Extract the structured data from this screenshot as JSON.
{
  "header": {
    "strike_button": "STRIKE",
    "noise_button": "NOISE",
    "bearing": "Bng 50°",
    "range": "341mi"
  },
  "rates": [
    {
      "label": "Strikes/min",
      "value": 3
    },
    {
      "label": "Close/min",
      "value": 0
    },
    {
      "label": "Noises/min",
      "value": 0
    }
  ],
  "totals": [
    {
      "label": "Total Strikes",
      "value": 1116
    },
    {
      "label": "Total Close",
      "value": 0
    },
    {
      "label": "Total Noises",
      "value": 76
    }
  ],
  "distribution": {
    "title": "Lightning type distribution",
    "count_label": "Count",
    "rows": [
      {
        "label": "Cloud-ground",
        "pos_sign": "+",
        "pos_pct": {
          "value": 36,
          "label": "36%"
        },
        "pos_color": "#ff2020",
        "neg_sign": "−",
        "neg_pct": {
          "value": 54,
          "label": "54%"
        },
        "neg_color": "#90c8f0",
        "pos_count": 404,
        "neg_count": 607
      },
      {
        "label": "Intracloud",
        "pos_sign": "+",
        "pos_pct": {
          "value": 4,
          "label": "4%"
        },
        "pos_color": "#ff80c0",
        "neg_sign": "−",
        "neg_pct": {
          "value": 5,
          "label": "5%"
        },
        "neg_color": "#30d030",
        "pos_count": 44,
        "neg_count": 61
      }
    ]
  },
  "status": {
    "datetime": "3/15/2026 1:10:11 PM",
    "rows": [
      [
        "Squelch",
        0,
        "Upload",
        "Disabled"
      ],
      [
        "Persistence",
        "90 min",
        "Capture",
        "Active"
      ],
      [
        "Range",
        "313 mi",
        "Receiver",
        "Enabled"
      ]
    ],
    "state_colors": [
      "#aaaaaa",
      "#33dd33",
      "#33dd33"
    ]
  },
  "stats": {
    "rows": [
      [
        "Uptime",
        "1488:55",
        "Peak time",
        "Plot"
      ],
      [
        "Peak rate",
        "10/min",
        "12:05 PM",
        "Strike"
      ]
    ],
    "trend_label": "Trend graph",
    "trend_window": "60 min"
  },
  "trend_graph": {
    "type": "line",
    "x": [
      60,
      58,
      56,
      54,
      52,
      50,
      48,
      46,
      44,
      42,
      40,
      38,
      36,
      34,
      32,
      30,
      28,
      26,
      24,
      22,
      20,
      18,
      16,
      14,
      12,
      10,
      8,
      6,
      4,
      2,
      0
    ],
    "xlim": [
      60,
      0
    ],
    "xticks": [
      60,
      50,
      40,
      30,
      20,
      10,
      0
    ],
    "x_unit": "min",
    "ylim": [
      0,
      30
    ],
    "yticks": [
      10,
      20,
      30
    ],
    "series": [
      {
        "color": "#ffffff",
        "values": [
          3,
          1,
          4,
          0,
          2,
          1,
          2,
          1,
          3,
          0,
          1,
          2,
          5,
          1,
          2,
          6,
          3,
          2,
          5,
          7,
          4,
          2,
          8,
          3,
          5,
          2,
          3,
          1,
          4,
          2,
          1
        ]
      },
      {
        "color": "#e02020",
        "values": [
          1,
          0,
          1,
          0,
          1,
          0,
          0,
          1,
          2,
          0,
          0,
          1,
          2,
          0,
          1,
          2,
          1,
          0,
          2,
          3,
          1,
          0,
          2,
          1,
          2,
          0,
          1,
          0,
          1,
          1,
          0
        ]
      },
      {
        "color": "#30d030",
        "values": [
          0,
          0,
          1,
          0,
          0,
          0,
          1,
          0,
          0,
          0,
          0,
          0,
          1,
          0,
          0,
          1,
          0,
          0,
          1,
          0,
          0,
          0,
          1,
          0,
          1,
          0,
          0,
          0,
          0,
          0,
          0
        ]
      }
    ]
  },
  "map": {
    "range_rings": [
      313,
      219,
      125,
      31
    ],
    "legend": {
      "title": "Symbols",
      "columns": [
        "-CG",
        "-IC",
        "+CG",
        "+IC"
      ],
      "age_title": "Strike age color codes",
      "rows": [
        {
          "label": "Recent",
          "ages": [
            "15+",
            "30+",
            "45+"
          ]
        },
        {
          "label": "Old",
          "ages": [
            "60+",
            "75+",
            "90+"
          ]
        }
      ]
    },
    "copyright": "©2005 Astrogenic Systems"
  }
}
• • • •
[THE REQUEST]
Write the whole listing out again. Keep every line exactly as it is.

[RIGHT ANSWER]
Extract the structured data from this screenshot as JSON.
{
  "header": {
    "strike_button": "STRIKE",
    "noise_button": "NOISE",
    "bearing": "Bng 50°",
    "range": "341mi"
  },
  "rates": [
    {
      "label": "Strikes/min",
      "value": 3
    },
    {
      "label": "Close/min",
      "value": 0
    },
    {
      "label": "Noises/min",
      "value": 0
    }
  ],
  "totals": [
    {
      "label": "Total Strikes",
      "value": 1116
    },
    {
      "label": "Total Close",
      "value": 0
    },
    {
      "label": "Total Noises",
      "value": 76
    }
  ],
  "distribution": {
    "title": "Lightning type distribution",
    "count_label": "Count",
    "rows": [
      {
        "label": "Cloud-ground",
        "pos_sign": "+",
        "pos_pct": {
          "value": 36,
          "label": "36%"
        },
        "pos_color": "#ff2020",
        "neg_sign": "−",
        "neg_pct": {
          "value": 54,
          "label": "54%"
        },
        "neg_color": "#90c8f0",
        "pos_count": 404,
        "neg_count": 607
      },
      {
        "label": "Intracloud",
        "pos_sign": "+",
        "pos_pct": {
          "value": 4,
          "label": "4%"
        },
        "pos_color": "#ff80c0",
        "neg_sign": "−",
        "neg_pct": {
          "value": 5,
          "label": "5%"
        },
        "neg_color": "#30d030",
        "pos_count": 44,
        "neg_count": 61
      }
    ]
  },
  "status": {
    "datetime": "3/15/2026 1:10:11 PM",
    "rows": [
      [
        "Squelch",
        0,
        "Upload",
        "Disabled"
      ],
      [
        "Persistence",
        "90 min",
        "Capture",
        "Active"
      ],
      [
        "Range",
        "313 mi",
        "Receiver",
        "Enabled"
      ]
    ],
    "state_colors": [
      "#aaaaaa",
      "#33dd33",
      "#33dd33"
    ]
  },
  "stats": {
    "rows": [
      [
        "Uptime",
        "1488:55",
        "Peak time",
        "Plot"
      ],
      [
        "Peak rate",
        "10/min",
        "12:05 PM",
        "Strike"
      ]
    ],
    "trend_label": "Trend graph",
    "trend_window": "60 min"
  },
  "trend_graph": {
    "type": "line",
    "x": [
      60,
      58,
      56,
      54,
      52,
      50,
      48,
      46,
      44,
      42,
      40,
      38,
      36,
      34,
      32,
      30,
      28,
      26,
      24,
      22,
      20,
      18,
      16,
      14,
      12,
      10,
      8,
      6,
      4,
      2,
      0
    ],
    "xlim": [
      60,
      0
    ],
    "xticks": [
      60,
      50,
      40,
      30,
      20,
      10,
      0
    ],
    "x_unit": "min",
    "ylim": [
      0,
      30
    ],
    "yticks": [
      10,
      20,
      30
    ],
    "series": [
      {
        "color": "#ffffff",
        "values": [
          3,
          1,
          4,
          0,
          2,
          1,
          2,
          1,
          3,
          0,
          1,
          2,
          5,
          1,
          2,
          6,
          3,
          2,
          5,
          7,
          4,
          2,
          8,
          3,
          5,
          2,
          3,
          1,
          4,
          2,
          1
        ]
      },
      {
        "color": "#e02020",
        "values": [
          1,
          0,
          1,
          0,
          1,
          0,
          0,
          1,
          2,
          0,
          0,
          1,
          2,
          0,
          1,
          2,
          1,
          0,
          2,
          3,
          1,
          0,
          2,
          1,
          2,
          0,
          1,
          0,
          1,
          1,
          0
        ]
      },
      {
        "color": "#30d030",
        "values": [
          0,
          0,
          1,
          0,
          0,
          0,
          1,
          0,
          0,
          0,
          0,
          0,
          1,
          0,
          0,
          1,
          0,
          0,
          1,
          0,
          0,
          0,
          1,
          0,
          1,
          0,
          0,
          0,
          0,
          0,
          0
        ]
      }
    ]
  },
  "map": {
    "range_rings": [
      313,
      219,
      125,
      31
    ],
    "legend": {
      "title": "Symbols",
      "columns": [
        "-CG",
        "-IC",
        "+CG",
        "+IC"
      ],
      "age_title": "Strike age color codes",
      "rows": [
        {
          "label": "Recent",
          "ages": [
            "15+",
            "30+",
            "45+"
          ]
        },
        {
          "label": "Old",
          "ages": [
            "60+",
            "75+",
            "90+"
          ]
        }
      ]
    },
    "copyright": "©2005 Astrogenic Systems"
  }
}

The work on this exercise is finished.